Quote the records beneath, complete and exact. Leave out images.
======
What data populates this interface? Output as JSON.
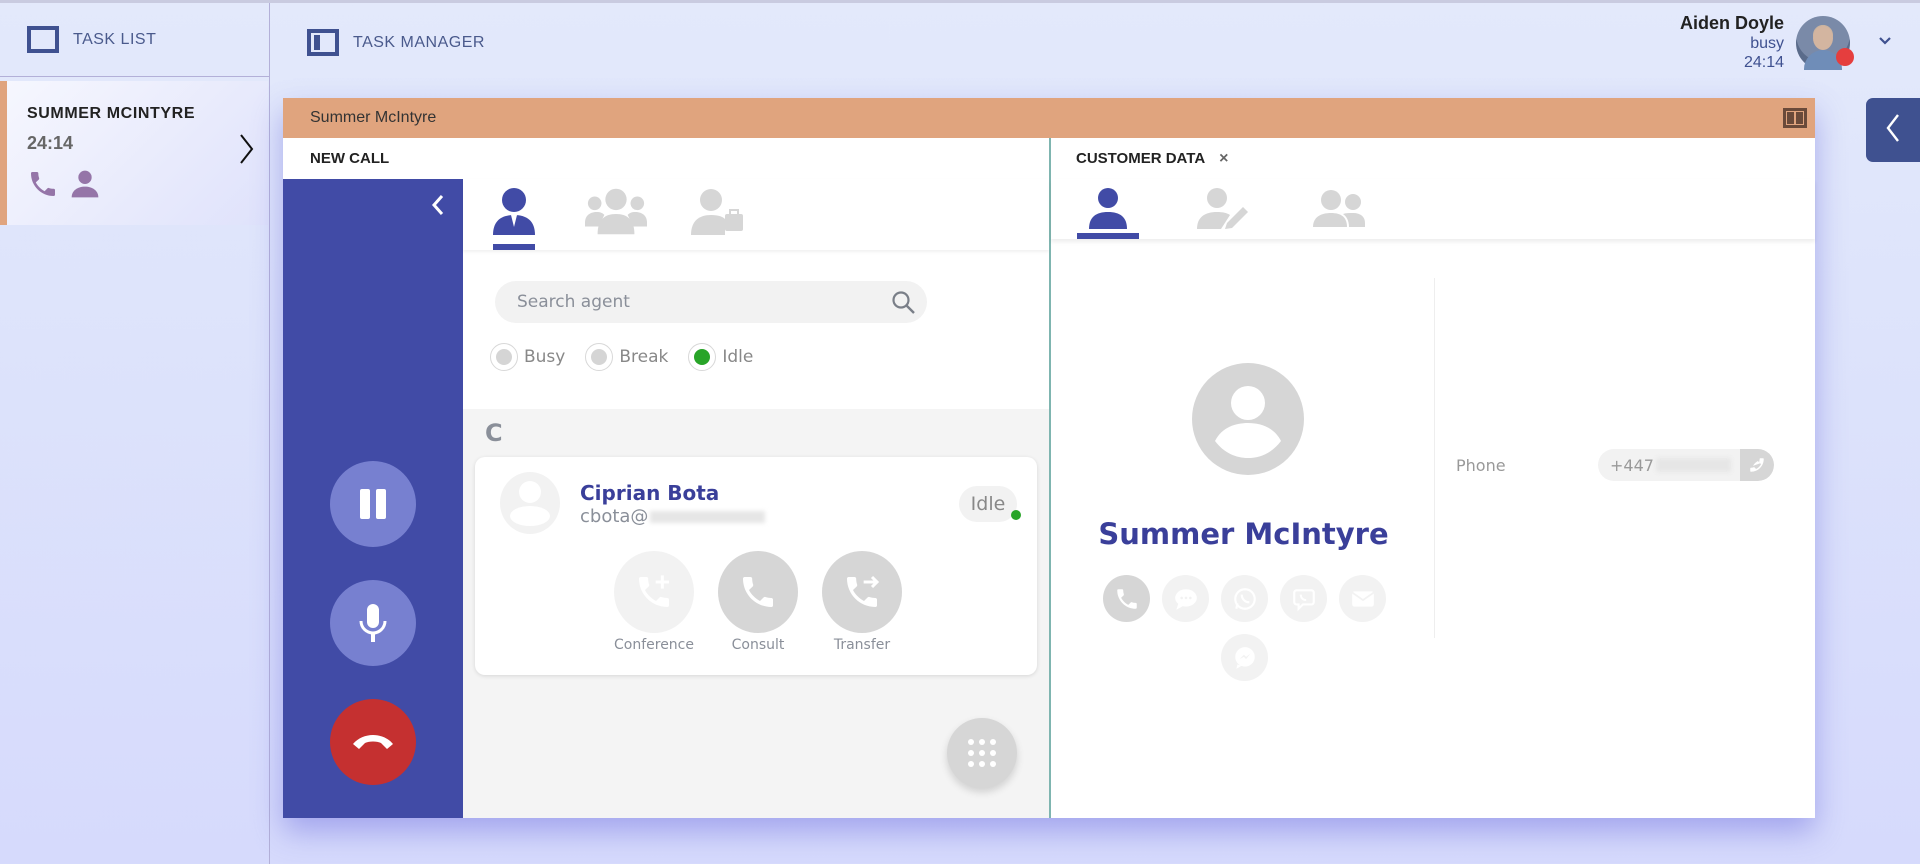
{
  "tasklist": {
    "title": "TASK LIST",
    "tasks": [
      {
        "name": "SUMMER MCINTYRE",
        "duration": "24:14",
        "channel_icons": [
          "phone-icon",
          "person-icon"
        ]
      }
    ]
  },
  "header": {
    "title": "TASK MANAGER",
    "user": {
      "name": "Aiden Doyle",
      "status": "busy",
      "time": "24:14",
      "status_color": "#e53e3e"
    }
  },
  "window": {
    "title": "Summer McIntyre",
    "new_call": {
      "label": "NEW CALL",
      "agent_tabs": [
        "agent-icon",
        "agent-group-icon",
        "agent-business-icon"
      ],
      "search": {
        "placeholder": "Search agent",
        "value": ""
      },
      "filters": [
        {
          "label": "Busy",
          "selected": false
        },
        {
          "label": "Break",
          "selected": false
        },
        {
          "label": "Idle",
          "selected": true
        }
      ],
      "group_letter": "C",
      "agents": [
        {
          "name": "Ciprian Bota",
          "email_prefix": "cbota@",
          "status": "Idle",
          "actions": [
            {
              "label": "Conference",
              "enabled": false
            },
            {
              "label": "Consult",
              "enabled": true
            },
            {
              "label": "Transfer",
              "enabled": true
            }
          ]
        }
      ]
    },
    "customer_data": {
      "label": "CUSTOMER DATA",
      "close": "×",
      "customer_name": "Summer McIntyre",
      "channels": [
        "phone",
        "chat",
        "whatsapp",
        "viber",
        "email",
        "messenger"
      ],
      "fields": [
        {
          "label": "Phone",
          "value_prefix": "+447"
        }
      ]
    }
  },
  "colors": {
    "accent": "#414ba6",
    "task_header": "#e0a47e",
    "hangup": "#c53030",
    "idle": "#28a428"
  }
}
======
Exercise answer:
What data populates this interface? Output as JSON.
{
  "tasklist": {
    "title": "TASK LIST",
    "tasks": [
      {
        "name": "SUMMER MCINTYRE",
        "duration": "24:14",
        "channel_icons": [
          "phone-icon",
          "person-icon"
        ]
      }
    ]
  },
  "header": {
    "title": "TASK MANAGER",
    "user": {
      "name": "Aiden Doyle",
      "status": "busy",
      "time": "24:14",
      "status_color": "#e53e3e"
    }
  },
  "window": {
    "title": "Summer McIntyre",
    "new_call": {
      "label": "NEW CALL",
      "agent_tabs": [
        "agent-icon",
        "agent-group-icon",
        "agent-business-icon"
      ],
      "search": {
        "placeholder": "Search agent",
        "value": ""
      },
      "filters": [
        {
          "label": "Busy",
          "selected": false
        },
        {
          "label": "Break",
          "selected": false
        },
        {
          "label": "Idle",
          "selected": true
        }
      ],
      "group_letter": "C",
      "agents": [
        {
          "name": "Ciprian Bota",
          "email_prefix": "cbota@",
          "status": "Idle",
          "actions": [
            {
              "label": "Conference",
              "enabled": false
            },
            {
              "label": "Consult",
              "enabled": true
            },
            {
              "label": "Transfer",
              "enabled": true
            }
          ]
        }
      ]
    },
    "customer_data": {
      "label": "CUSTOMER DATA",
      "close": "×",
      "customer_name": "Summer McIntyre",
      "channels": [
        "phone",
        "chat",
        "whatsapp",
        "viber",
        "email",
        "messenger"
      ],
      "fields": [
        {
          "label": "Phone",
          "value_prefix": "+447"
        }
      ]
    }
  },
  "colors": {
    "accent": "#414ba6",
    "task_header": "#e0a47e",
    "hangup": "#c53030",
    "idle": "#28a428"
  }
}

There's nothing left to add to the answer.